» PROBLEM STATEMENT
Omit the images, then print each record below exactly as it reads.

» MATERIAL SHOWN
________________________
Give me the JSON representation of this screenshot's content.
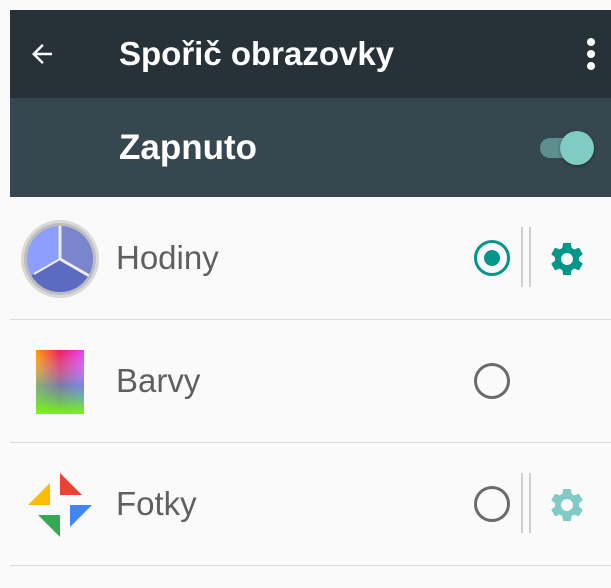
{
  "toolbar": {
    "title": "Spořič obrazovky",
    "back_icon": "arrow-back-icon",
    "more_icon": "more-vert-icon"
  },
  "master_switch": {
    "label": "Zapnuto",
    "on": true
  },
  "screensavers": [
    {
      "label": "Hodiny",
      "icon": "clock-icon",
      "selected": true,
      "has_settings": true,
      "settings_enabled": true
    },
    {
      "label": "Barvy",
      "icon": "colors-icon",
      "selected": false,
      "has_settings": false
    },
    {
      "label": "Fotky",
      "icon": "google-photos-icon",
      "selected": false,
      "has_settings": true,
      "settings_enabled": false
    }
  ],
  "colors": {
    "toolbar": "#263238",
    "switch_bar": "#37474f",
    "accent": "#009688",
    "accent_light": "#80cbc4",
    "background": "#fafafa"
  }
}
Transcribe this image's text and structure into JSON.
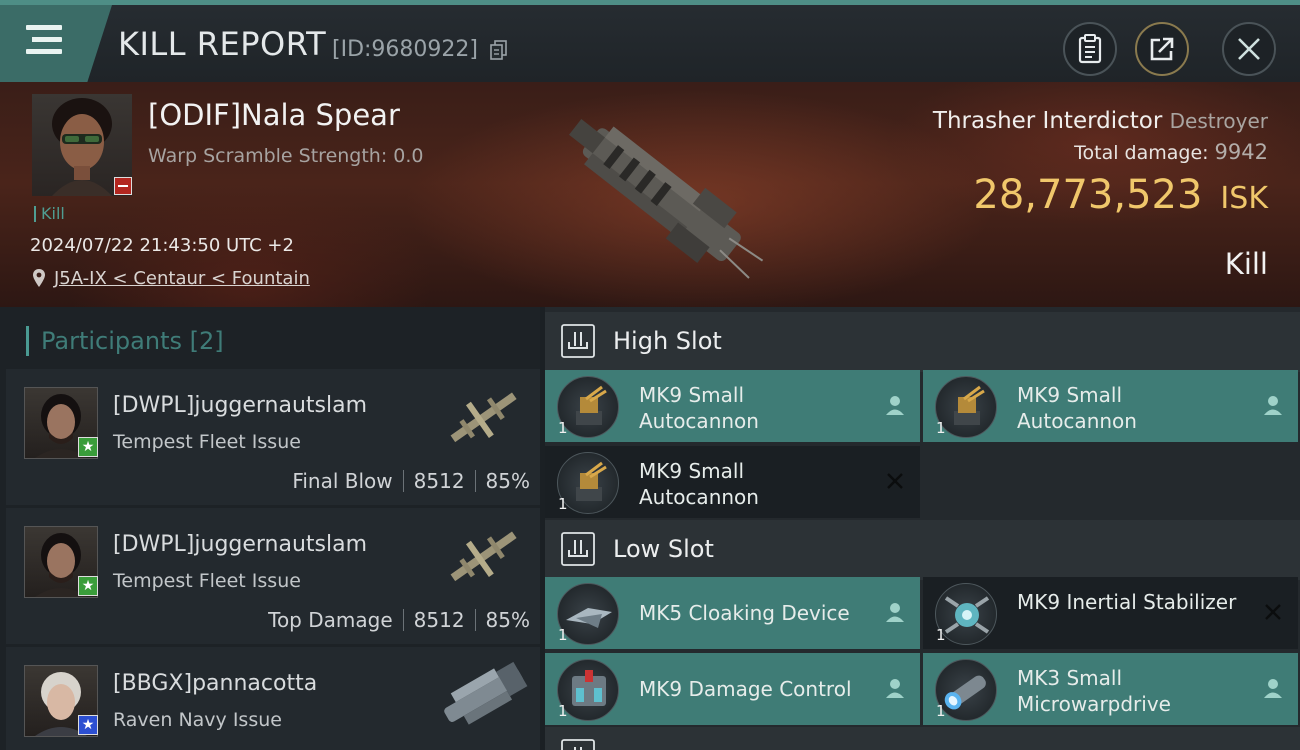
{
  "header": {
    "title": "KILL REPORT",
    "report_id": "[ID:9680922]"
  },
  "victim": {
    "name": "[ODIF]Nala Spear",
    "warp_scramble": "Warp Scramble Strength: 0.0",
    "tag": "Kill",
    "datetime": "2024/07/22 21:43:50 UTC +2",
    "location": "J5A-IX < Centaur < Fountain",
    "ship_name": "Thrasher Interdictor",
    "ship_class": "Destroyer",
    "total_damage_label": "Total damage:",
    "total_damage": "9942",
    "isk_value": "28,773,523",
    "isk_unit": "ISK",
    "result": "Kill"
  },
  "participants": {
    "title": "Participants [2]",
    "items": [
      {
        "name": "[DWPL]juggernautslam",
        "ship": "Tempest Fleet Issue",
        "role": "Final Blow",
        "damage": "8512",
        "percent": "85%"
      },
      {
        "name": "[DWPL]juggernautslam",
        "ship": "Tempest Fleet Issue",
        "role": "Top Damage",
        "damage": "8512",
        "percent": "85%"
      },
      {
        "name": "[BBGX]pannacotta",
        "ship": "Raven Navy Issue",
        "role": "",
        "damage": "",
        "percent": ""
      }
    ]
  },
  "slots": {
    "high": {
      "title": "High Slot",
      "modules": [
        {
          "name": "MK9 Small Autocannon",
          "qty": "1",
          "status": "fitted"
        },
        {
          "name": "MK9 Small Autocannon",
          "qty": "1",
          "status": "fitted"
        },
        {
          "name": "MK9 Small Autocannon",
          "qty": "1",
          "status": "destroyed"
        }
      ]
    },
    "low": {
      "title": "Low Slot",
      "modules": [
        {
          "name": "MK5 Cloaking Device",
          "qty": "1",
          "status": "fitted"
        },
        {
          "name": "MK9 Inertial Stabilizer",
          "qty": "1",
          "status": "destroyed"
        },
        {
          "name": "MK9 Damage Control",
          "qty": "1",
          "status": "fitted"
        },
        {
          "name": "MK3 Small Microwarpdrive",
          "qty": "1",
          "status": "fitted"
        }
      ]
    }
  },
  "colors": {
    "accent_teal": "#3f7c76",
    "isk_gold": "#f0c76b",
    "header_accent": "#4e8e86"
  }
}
________________________
» OUTPUT
Give me the JSON representation of this screenshot's content.
{
  "toolbar": {
    "title": "Spořič obrazovky",
    "back_icon": "arrow-back-icon",
    "more_icon": "more-vert-icon"
  },
  "master_switch": {
    "label": "Zapnuto",
    "on": true
  },
  "screensavers": [
    {
      "label": "Hodiny",
      "icon": "clock-icon",
      "selected": true,
      "has_settings": true,
      "settings_enabled": true
    },
    {
      "label": "Barvy",
      "icon": "colors-icon",
      "selected": false,
      "has_settings": false
    },
    {
      "label": "Fotky",
      "icon": "google-photos-icon",
      "selected": false,
      "has_settings": true,
      "settings_enabled": false
    }
  ],
  "colors": {
    "toolbar": "#263238",
    "switch_bar": "#37474f",
    "accent": "#009688",
    "accent_light": "#80cbc4",
    "background": "#fafafa"
  }
}
Transcribe this image's text and structure into JSON.
{
  "header": {
    "title": "KILL REPORT",
    "report_id": "[ID:9680922]"
  },
  "victim": {
    "name": "[ODIF]Nala Spear",
    "warp_scramble": "Warp Scramble Strength: 0.0",
    "tag": "Kill",
    "datetime": "2024/07/22 21:43:50 UTC +2",
    "location": "J5A-IX < Centaur < Fountain",
    "ship_name": "Thrasher Interdictor",
    "ship_class": "Destroyer",
    "total_damage_label": "Total damage:",
    "total_damage": "9942",
    "isk_value": "28,773,523",
    "isk_unit": "ISK",
    "result": "Kill"
  },
  "participants": {
    "title": "Participants [2]",
    "items": [
      {
        "name": "[DWPL]juggernautslam",
        "ship": "Tempest Fleet Issue",
        "role": "Final Blow",
        "damage": "8512",
        "percent": "85%"
      },
      {
        "name": "[DWPL]juggernautslam",
        "ship": "Tempest Fleet Issue",
        "role": "Top Damage",
        "damage": "8512",
        "percent": "85%"
      },
      {
        "name": "[BBGX]pannacotta",
        "ship": "Raven Navy Issue",
        "role": "",
        "damage": "",
        "percent": ""
      }
    ]
  },
  "slots": {
    "high": {
      "title": "High Slot",
      "modules": [
        {
          "name": "MK9 Small Autocannon",
          "qty": "1",
          "status": "fitted"
        },
        {
          "name": "MK9 Small Autocannon",
          "qty": "1",
          "status": "fitted"
        },
        {
          "name": "MK9 Small Autocannon",
          "qty": "1",
          "status": "destroyed"
        }
      ]
    },
    "low": {
      "title": "Low Slot",
      "modules": [
        {
          "name": "MK5 Cloaking Device",
          "qty": "1",
          "status": "fitted"
        },
        {
          "name": "MK9 Inertial Stabilizer",
          "qty": "1",
          "status": "destroyed"
        },
        {
          "name": "MK9 Damage Control",
          "qty": "1",
          "status": "fitted"
        },
        {
          "name": "MK3 Small Microwarpdrive",
          "qty": "1",
          "status": "fitted"
        }
      ]
    }
  },
  "colors": {
    "accent_teal": "#3f7c76",
    "isk_gold": "#f0c76b",
    "header_accent": "#4e8e86"
  }
}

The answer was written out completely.